> _SUPPLIED TEXT_
--
Shah Abdul Majid Qureshi was born in a village in Sylhet, the eldest of three brothers and a sister. His father was forced to sell his land after spending much of his income on educating his sons, and the family lived in impoverished circumstances. To escape a life of hardship and help his family, Qureshi decided to follow the example of many of his fellow Sylhetis and try to get work on a ship with a view to migrating to America or Britain. With this in mind, he left for Calcutta in 1934. After various failed attempts, he finally managed to escape from a ship docked at Tilbury, making his way to east London where he found lodgings with other recently arrived Sylhetis.

Qureshi began his working life in Britain selling chocolates in pubs. He soon moved on to working in various Indian restaurants (including the Bengal Restaurant in Percy Street) and, in 1938, opened his first restaurant, Dilkush Delight, in Windmill Street, Soho. By 1944, he owned a different restaurant off Charlotte Street. This became known as the 'India Centre' because numerous politically active South Asians congregated there for meetings. During this period, Qureshi himself became involved in political and welfare activities concerning the South Asian community in London. He was an active member of the Hindustani Social Club and co-founder (with Ayub Ali) and President of the Indian Seamen's Welfare League. He also attended some India League meetings. A Muslim, Qureshi worshipped at the East London Mosque and helped form the London Muslim League with Abbas Ali.

Qureshi married on his first return trip to Sylhet in 1946 and eventually, in the 1970s, brought his wife and children to England where the family remained.

Example: 

Adams, Caroline, Across Seven Seas and Thirteen Rivers (London: THAP, 1987), pp. 140–77

Date of birth: 
25 Sep 1915
Content: 

This is a transcript of an oral narrative by Shah Abdul Majid Qureshi in which he recounts his reasons for migration to Britain and the conditions and events of his life after migration.
--
> _INFORMATION GIVEN_
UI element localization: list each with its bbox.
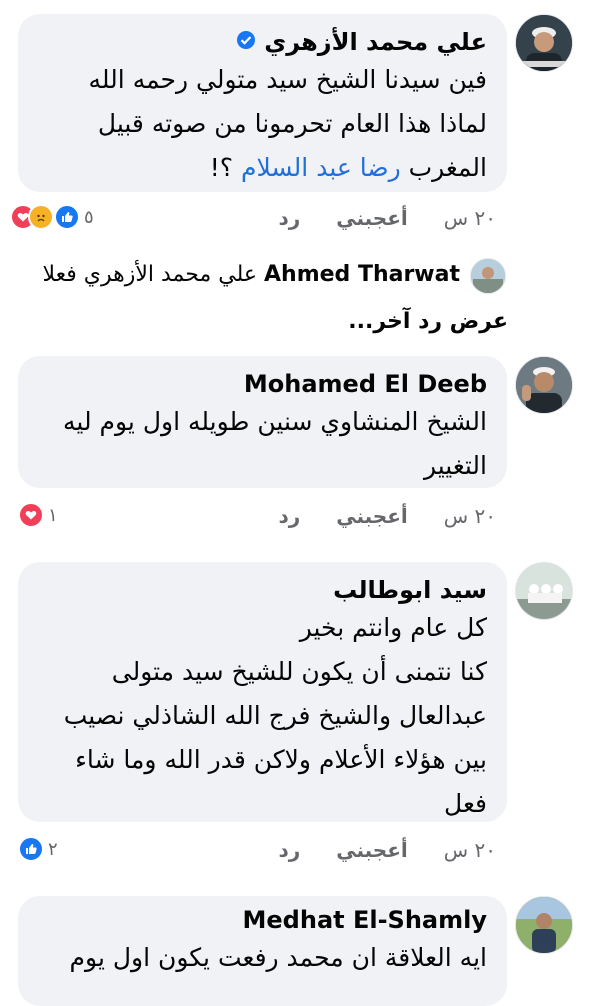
comment-bubble: علي محمد الأزهري فين سيدنا الشيخ سيد متو… xyxy=(18,14,507,192)
comment-bubble: سيد ابوطالب كل عام وانتم بخير كنا نتمنى … xyxy=(18,562,507,822)
like-button[interactable]: أعجبني xyxy=(336,838,408,862)
timestamp[interactable]: ٢٠ س xyxy=(444,838,496,862)
reaction-count: ٢ xyxy=(48,838,58,860)
comment-actions: ٢٠ س أعجبني رد xyxy=(278,838,496,862)
avatar[interactable] xyxy=(515,356,573,414)
avatar[interactable] xyxy=(470,258,506,294)
profile-photo-icon xyxy=(516,357,572,413)
profile-photo-icon xyxy=(516,897,572,953)
sad-icon xyxy=(28,204,54,230)
profile-photo-icon xyxy=(516,15,572,71)
reaction-summary[interactable]: ٢ xyxy=(18,836,58,862)
avatar[interactable] xyxy=(515,14,573,72)
verified-badge-icon xyxy=(236,26,256,58)
comment-text: الشيخ المنشاوي سنين طويله اول يوم ليه ال… xyxy=(63,407,487,480)
reply-button[interactable]: رد xyxy=(278,504,300,528)
avatar[interactable] xyxy=(515,562,573,620)
comment-author[interactable]: علي محمد الأزهري xyxy=(38,26,487,58)
profile-photo-icon xyxy=(471,259,505,293)
reply-author[interactable]: Ahmed Tharwat xyxy=(264,262,460,287)
timestamp[interactable]: ٢٠ س xyxy=(444,206,496,230)
comment-author[interactable]: Mohamed El Deeb xyxy=(38,368,487,400)
love-icon xyxy=(18,502,44,528)
reply-button[interactable]: رد xyxy=(278,838,300,862)
mention-link[interactable]: رضا عبد السلام xyxy=(241,153,401,182)
reaction-count: ٥ xyxy=(84,206,94,228)
author-name[interactable]: Mohamed El Deeb xyxy=(244,368,487,400)
comment-author[interactable]: Medhat El-Shamly xyxy=(38,904,487,936)
author-name[interactable]: Medhat El-Shamly xyxy=(243,904,487,936)
view-more-replies-link[interactable]: عرض رد آخر... xyxy=(348,309,508,334)
reply-button[interactable]: رد xyxy=(278,206,300,230)
reaction-summary[interactable]: ٥ xyxy=(10,204,94,230)
reaction-count: ١ xyxy=(48,504,58,526)
comment-text: ايه العلاقة ان محمد رفعت يكون اول يوم xyxy=(69,943,487,972)
reply-preview[interactable]: Ahmed Tharwat علي محمد الأزهري فعلا xyxy=(43,262,460,287)
reaction-summary[interactable]: ١ xyxy=(18,502,58,528)
comment-text: فين سيدنا الشيخ سيد متولي رحمه الله لماذ… xyxy=(88,65,488,182)
comment-actions: ٢٠ س أعجبني رد xyxy=(278,504,496,528)
like-icon xyxy=(18,836,44,862)
reply-text: علي محمد الأزهري فعلا xyxy=(42,262,257,287)
profile-photo-icon xyxy=(516,563,572,619)
timestamp[interactable]: ٢٠ س xyxy=(444,504,496,528)
comment-author[interactable]: سيد ابوطالب xyxy=(38,574,487,606)
like-button[interactable]: أعجبني xyxy=(336,504,408,528)
comment-actions: ٢٠ س أعجبني رد xyxy=(278,206,496,230)
comment-bubble: Medhat El-Shamly ايه العلاقة ان محمد رفع… xyxy=(18,896,507,1006)
avatar[interactable] xyxy=(515,896,573,954)
like-icon xyxy=(54,204,80,230)
comment-text: كل عام وانتم بخير كنا نتمنى أن يكون للشي… xyxy=(63,613,487,818)
author-name[interactable]: علي محمد الأزهري xyxy=(264,26,487,58)
comment-bubble: Mohamed El Deeb الشيخ المنشاوي سنين طويل… xyxy=(18,356,507,488)
like-button[interactable]: أعجبني xyxy=(336,206,408,230)
author-name[interactable]: سيد ابوطالب xyxy=(333,574,487,606)
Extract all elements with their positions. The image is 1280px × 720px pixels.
--
> _THE EXERCISE_
Duplicate the passage from the text about Shah Abdul Majid Qureshi, starting at "Qureshi married on" and ending at "life after migration.".

> _WRITTEN REPLY_
Qureshi married on his first return trip to Sylhet in 1946 and eventually, in the 1970s, brought his wife and children to England where the family remained.

Example: 

Adams, Caroline, Across Seven Seas and Thirteen Rivers (London: THAP, 1987), pp. 140–77

Date of birth: 
25 Sep 1915
Content: 

This is a transcript of an oral narrative by Shah Abdul Majid Qureshi in which he recounts his reasons for migration to Britain and the conditions and events of his life after migration.